• **Aim of the task**
Make an exact copy of the data below, leaving out every picture.

• **Items**

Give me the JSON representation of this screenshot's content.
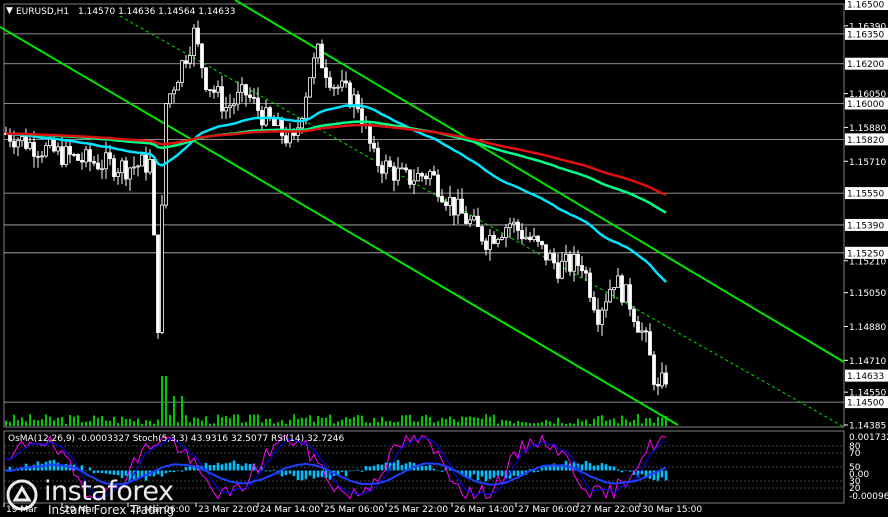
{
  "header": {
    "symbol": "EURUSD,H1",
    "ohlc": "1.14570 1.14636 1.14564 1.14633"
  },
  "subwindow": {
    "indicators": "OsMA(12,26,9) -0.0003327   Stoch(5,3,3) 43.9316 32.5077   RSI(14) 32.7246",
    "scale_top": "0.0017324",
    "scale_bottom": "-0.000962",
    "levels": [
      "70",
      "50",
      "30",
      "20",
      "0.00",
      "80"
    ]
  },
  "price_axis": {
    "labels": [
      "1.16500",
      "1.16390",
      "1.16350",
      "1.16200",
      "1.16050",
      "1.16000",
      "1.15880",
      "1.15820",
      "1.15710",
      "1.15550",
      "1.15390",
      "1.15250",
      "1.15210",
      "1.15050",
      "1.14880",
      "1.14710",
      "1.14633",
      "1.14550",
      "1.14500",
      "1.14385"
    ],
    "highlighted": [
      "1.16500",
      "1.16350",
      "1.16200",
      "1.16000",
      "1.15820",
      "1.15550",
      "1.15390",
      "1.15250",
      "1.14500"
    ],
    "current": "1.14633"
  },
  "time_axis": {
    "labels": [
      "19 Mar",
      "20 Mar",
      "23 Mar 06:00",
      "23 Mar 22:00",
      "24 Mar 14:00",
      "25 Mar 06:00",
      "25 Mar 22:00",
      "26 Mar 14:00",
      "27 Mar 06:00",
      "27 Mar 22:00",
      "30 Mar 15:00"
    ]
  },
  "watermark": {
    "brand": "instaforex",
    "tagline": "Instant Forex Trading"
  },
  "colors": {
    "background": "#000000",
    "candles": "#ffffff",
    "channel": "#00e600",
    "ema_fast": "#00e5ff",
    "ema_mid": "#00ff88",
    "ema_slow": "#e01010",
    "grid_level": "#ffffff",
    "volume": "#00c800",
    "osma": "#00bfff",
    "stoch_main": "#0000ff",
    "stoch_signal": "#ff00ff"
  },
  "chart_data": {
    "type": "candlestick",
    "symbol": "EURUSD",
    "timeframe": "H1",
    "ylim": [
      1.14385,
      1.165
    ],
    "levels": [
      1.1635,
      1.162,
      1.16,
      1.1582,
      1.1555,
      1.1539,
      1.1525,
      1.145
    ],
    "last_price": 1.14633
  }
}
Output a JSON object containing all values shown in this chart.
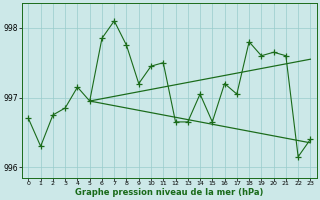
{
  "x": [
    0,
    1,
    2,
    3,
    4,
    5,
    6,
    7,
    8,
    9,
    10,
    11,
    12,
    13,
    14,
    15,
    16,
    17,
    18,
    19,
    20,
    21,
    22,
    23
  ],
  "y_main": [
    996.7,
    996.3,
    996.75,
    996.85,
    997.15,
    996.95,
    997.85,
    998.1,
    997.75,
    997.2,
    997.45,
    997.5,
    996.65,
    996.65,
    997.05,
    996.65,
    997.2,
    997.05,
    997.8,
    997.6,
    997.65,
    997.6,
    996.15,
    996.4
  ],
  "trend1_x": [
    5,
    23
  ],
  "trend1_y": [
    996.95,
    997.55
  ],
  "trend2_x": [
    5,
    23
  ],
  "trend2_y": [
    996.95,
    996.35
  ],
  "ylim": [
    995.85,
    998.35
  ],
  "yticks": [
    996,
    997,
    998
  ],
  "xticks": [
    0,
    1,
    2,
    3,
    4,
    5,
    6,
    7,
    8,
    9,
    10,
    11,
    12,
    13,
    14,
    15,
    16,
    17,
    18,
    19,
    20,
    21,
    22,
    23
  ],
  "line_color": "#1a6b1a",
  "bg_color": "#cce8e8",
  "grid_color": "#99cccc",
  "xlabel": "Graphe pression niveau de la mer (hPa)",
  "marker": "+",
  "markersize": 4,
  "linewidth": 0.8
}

• **Correct result**
Give me the JSON representation of this screenshot's content.
{
  "header": {
    "symbol": "EURUSD,H1",
    "ohlc": "1.14570 1.14636 1.14564 1.14633"
  },
  "subwindow": {
    "indicators": "OsMA(12,26,9) -0.0003327   Stoch(5,3,3) 43.9316 32.5077   RSI(14) 32.7246",
    "scale_top": "0.0017324",
    "scale_bottom": "-0.000962",
    "levels": [
      "70",
      "50",
      "30",
      "20",
      "0.00",
      "80"
    ]
  },
  "price_axis": {
    "labels": [
      "1.16500",
      "1.16390",
      "1.16350",
      "1.16200",
      "1.16050",
      "1.16000",
      "1.15880",
      "1.15820",
      "1.15710",
      "1.15550",
      "1.15390",
      "1.15250",
      "1.15210",
      "1.15050",
      "1.14880",
      "1.14710",
      "1.14633",
      "1.14550",
      "1.14500",
      "1.14385"
    ],
    "highlighted": [
      "1.16500",
      "1.16350",
      "1.16200",
      "1.16000",
      "1.15820",
      "1.15550",
      "1.15390",
      "1.15250",
      "1.14500"
    ],
    "current": "1.14633"
  },
  "time_axis": {
    "labels": [
      "19 Mar",
      "20 Mar",
      "23 Mar 06:00",
      "23 Mar 22:00",
      "24 Mar 14:00",
      "25 Mar 06:00",
      "25 Mar 22:00",
      "26 Mar 14:00",
      "27 Mar 06:00",
      "27 Mar 22:00",
      "30 Mar 15:00"
    ]
  },
  "watermark": {
    "brand": "instaforex",
    "tagline": "Instant Forex Trading"
  },
  "colors": {
    "background": "#000000",
    "candles": "#ffffff",
    "channel": "#00e600",
    "ema_fast": "#00e5ff",
    "ema_mid": "#00ff88",
    "ema_slow": "#e01010",
    "grid_level": "#ffffff",
    "volume": "#00c800",
    "osma": "#00bfff",
    "stoch_main": "#0000ff",
    "stoch_signal": "#ff00ff"
  },
  "chart_data": {
    "type": "candlestick",
    "symbol": "EURUSD",
    "timeframe": "H1",
    "ylim": [
      1.14385,
      1.165
    ],
    "levels": [
      1.1635,
      1.162,
      1.16,
      1.1582,
      1.1555,
      1.1539,
      1.1525,
      1.145
    ],
    "last_price": 1.14633
  }
}
Output a JSON object containing all values shown in this chart.
{
  "x": [
    0,
    1,
    2,
    3,
    4,
    5,
    6,
    7,
    8,
    9,
    10,
    11,
    12,
    13,
    14,
    15,
    16,
    17,
    18,
    19,
    20,
    21,
    22,
    23
  ],
  "y_main": [
    996.7,
    996.3,
    996.75,
    996.85,
    997.15,
    996.95,
    997.85,
    998.1,
    997.75,
    997.2,
    997.45,
    997.5,
    996.65,
    996.65,
    997.05,
    996.65,
    997.2,
    997.05,
    997.8,
    997.6,
    997.65,
    997.6,
    996.15,
    996.4
  ],
  "trend1_x": [
    5,
    23
  ],
  "trend1_y": [
    996.95,
    997.55
  ],
  "trend2_x": [
    5,
    23
  ],
  "trend2_y": [
    996.95,
    996.35
  ],
  "ylim": [
    995.85,
    998.35
  ],
  "yticks": [
    996,
    997,
    998
  ],
  "xticks": [
    0,
    1,
    2,
    3,
    4,
    5,
    6,
    7,
    8,
    9,
    10,
    11,
    12,
    13,
    14,
    15,
    16,
    17,
    18,
    19,
    20,
    21,
    22,
    23
  ],
  "line_color": "#1a6b1a",
  "bg_color": "#cce8e8",
  "grid_color": "#99cccc",
  "xlabel": "Graphe pression niveau de la mer (hPa)",
  "marker": "+",
  "markersize": 4,
  "linewidth": 0.8
}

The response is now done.